■ REQUIREMENT: Locate the lines of the listing below that hold "Kashmiri", then copy each of them.

■ DATA EXTRACT:
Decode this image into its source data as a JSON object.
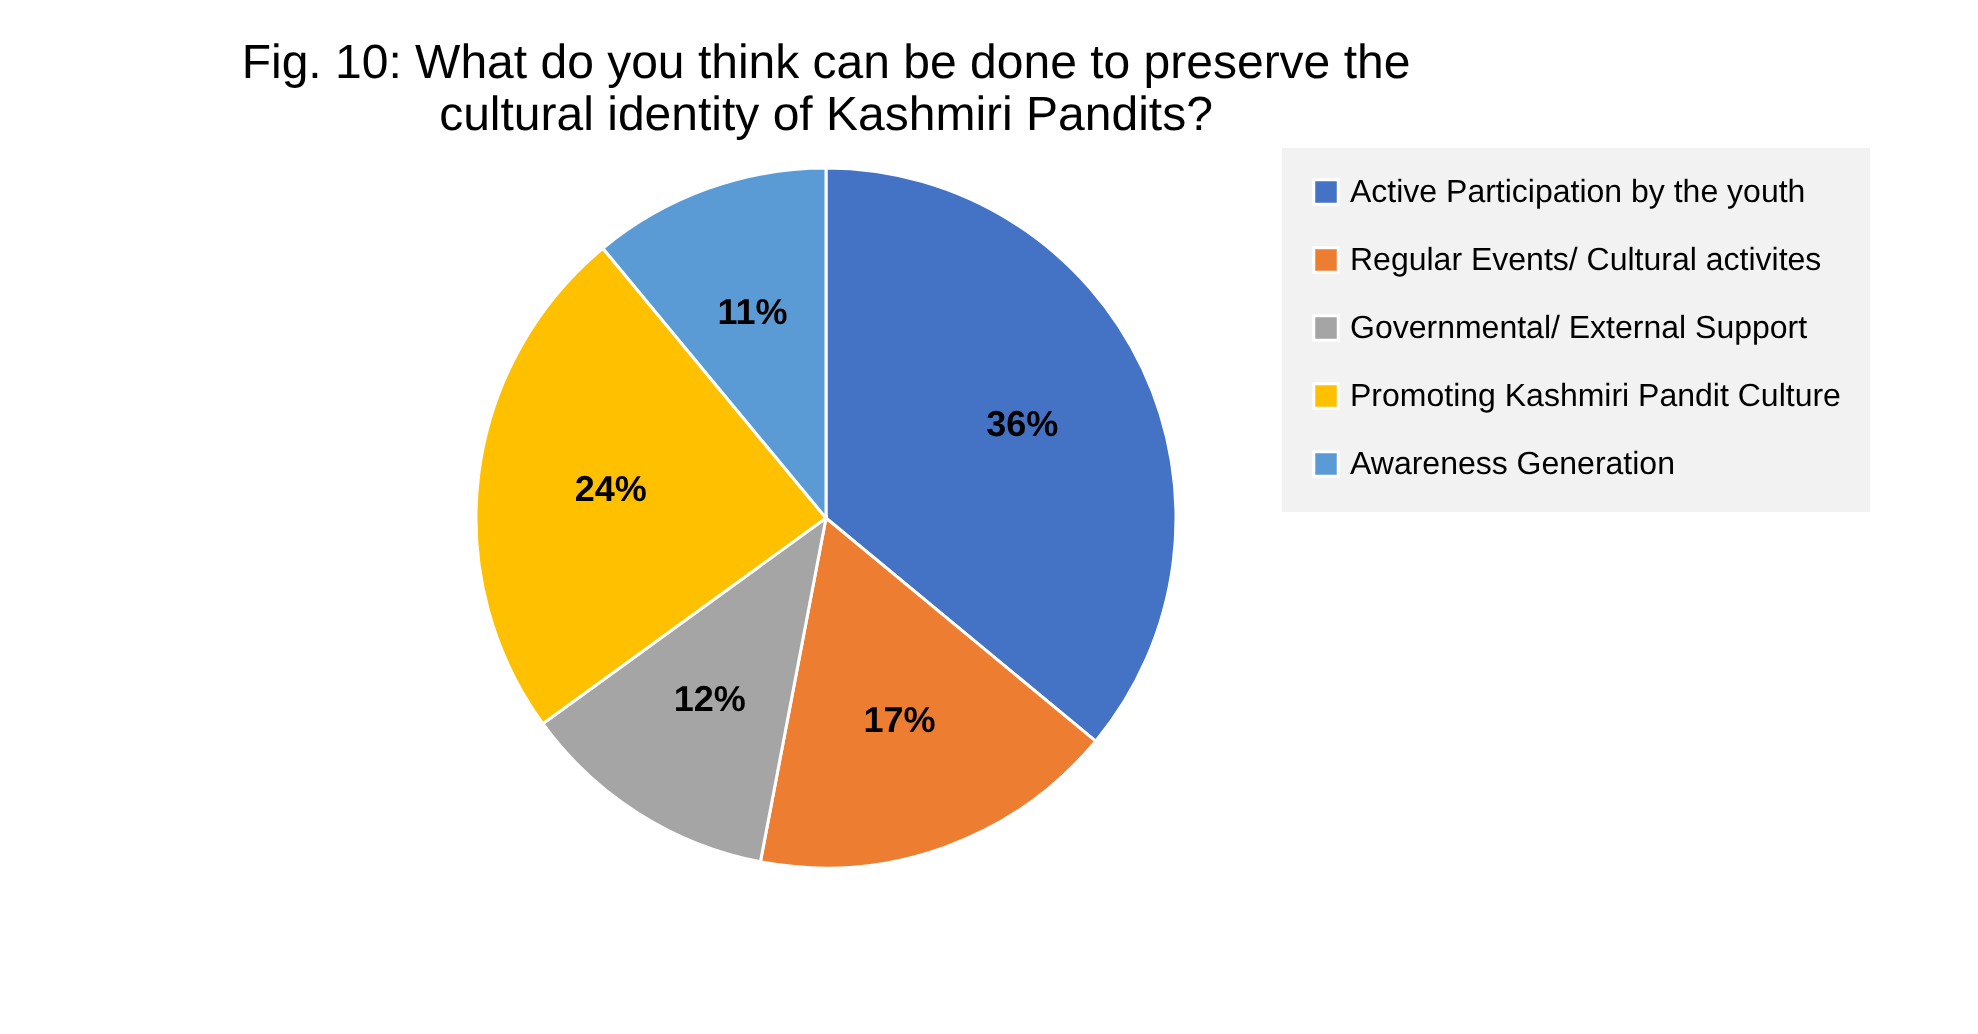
{
  "chart_data": {
    "type": "pie",
    "title": "Fig. 10: What do you think can be done to preserve the cultural identity of Kashmiri Pandits?",
    "categories": [
      "Active Participation by the youth",
      "Regular Events/ Cultural activites",
      "Governmental/ External Support",
      "Promoting Kashmiri Pandit Culture",
      "Awareness Generation"
    ],
    "values": [
      36,
      17,
      12,
      24,
      11
    ],
    "colors": [
      "#4472c4",
      "#ed7d31",
      "#a5a5a5",
      "#ffc000",
      "#5b9bd5"
    ],
    "value_labels": [
      "36%",
      "17%",
      "12%",
      "24%",
      "11%"
    ],
    "legend": "right"
  }
}
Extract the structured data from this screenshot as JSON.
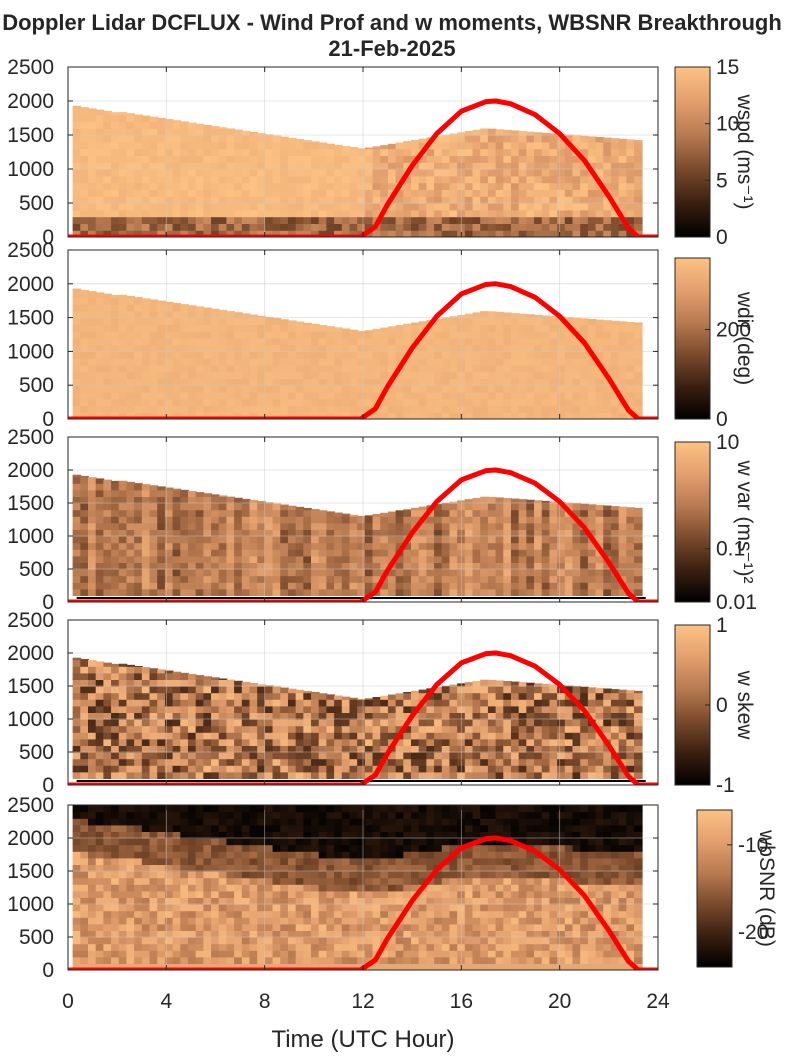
{
  "figure": {
    "title_line1": "Doppler Lidar DCFLUX - Wind Prof and w moments, WBSNR Breakthrough",
    "title_line2": "21-Feb-2025",
    "xlabel": "Time (UTC Hour)"
  },
  "colormap": [
    "#000000",
    "#3a1f10",
    "#7a4a2c",
    "#b87a50",
    "#e39f6e",
    "#fcc283"
  ],
  "overlay_color": "#ff0000",
  "chart_data": {
    "type": "heatmap",
    "x_ticks": [
      "0",
      "4",
      "8",
      "12",
      "16",
      "20",
      "24"
    ],
    "xlim": [
      0,
      24
    ],
    "y_ticks": [
      "0",
      "500",
      "1000",
      "1500",
      "2000",
      "2500"
    ],
    "ylim": [
      0,
      2500
    ],
    "grid": true,
    "panels": [
      {
        "colorbar_label": "wspd (ms⁻¹)",
        "cticks": [
          "0",
          "5",
          "10",
          "15"
        ],
        "clim": [
          0,
          15
        ]
      },
      {
        "colorbar_label": "wdir (deg)",
        "cticks": [
          "0",
          "200"
        ],
        "clim": [
          0,
          360
        ]
      },
      {
        "colorbar_label": "w var (ms⁻¹)²",
        "cticks": [
          "0.01",
          "0.1",
          "10"
        ],
        "clim": [
          0.01,
          10
        ],
        "log_scale": true
      },
      {
        "colorbar_label": "w skew",
        "cticks": [
          "-1",
          "0",
          "1"
        ],
        "clim": [
          -1,
          1
        ]
      },
      {
        "colorbar_label": "wbSNR (dB)",
        "cticks": [
          "-20",
          "-10"
        ],
        "clim": [
          -24,
          -6
        ]
      }
    ],
    "overlay_curve": {
      "x": [
        0,
        11.9,
        12.5,
        13,
        14,
        15,
        16,
        17,
        17.4,
        18,
        19,
        20,
        21,
        22,
        22.8,
        23.2,
        24
      ],
      "y": [
        0,
        0,
        150,
        480,
        1050,
        1520,
        1850,
        1990,
        2000,
        1960,
        1800,
        1520,
        1130,
        600,
        130,
        0,
        0
      ]
    }
  }
}
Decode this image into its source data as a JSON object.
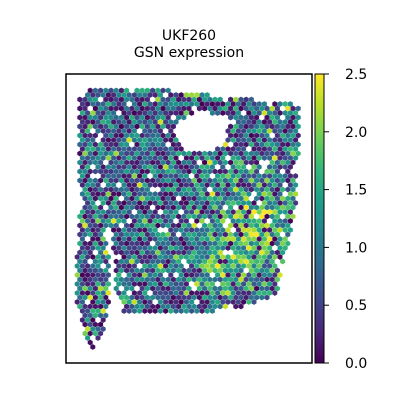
{
  "chart_data": {
    "type": "scatter",
    "title": "UKF260",
    "subtitle": "GSN expression",
    "xlabel": "",
    "ylabel": "",
    "grid": false,
    "axes_ticks": false,
    "colormap": "viridis",
    "colormap_stops": [
      "#440154",
      "#482878",
      "#3e4989",
      "#31688e",
      "#26828e",
      "#1f9e89",
      "#35b779",
      "#6ece58",
      "#b5de2b",
      "#fde725"
    ],
    "colorbar": {
      "range": [
        0,
        2.5
      ],
      "ticks": [
        0.0,
        0.5,
        1.0,
        1.5,
        2.0,
        2.5
      ],
      "tick_labels": [
        "0.0",
        "0.5",
        "1.0",
        "1.5",
        "2.0",
        "2.5"
      ],
      "placement": "right"
    },
    "series": [
      {
        "name": "",
        "marker": "hexagon",
        "description_of_regions": [
          {
            "region": "main tissue block",
            "typical_value": 0.9
          },
          {
            "region": "lower-right cluster",
            "typical_value": 1.8
          },
          {
            "region": "left strip",
            "typical_value": 0.9
          }
        ]
      }
    ]
  }
}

■ SOLUTION:
    "title": "Fig. 10: What do you think can be done to preserve the cultural identity of Kashmiri Pandits?",
      "Promoting Kashmiri Pandit Culture",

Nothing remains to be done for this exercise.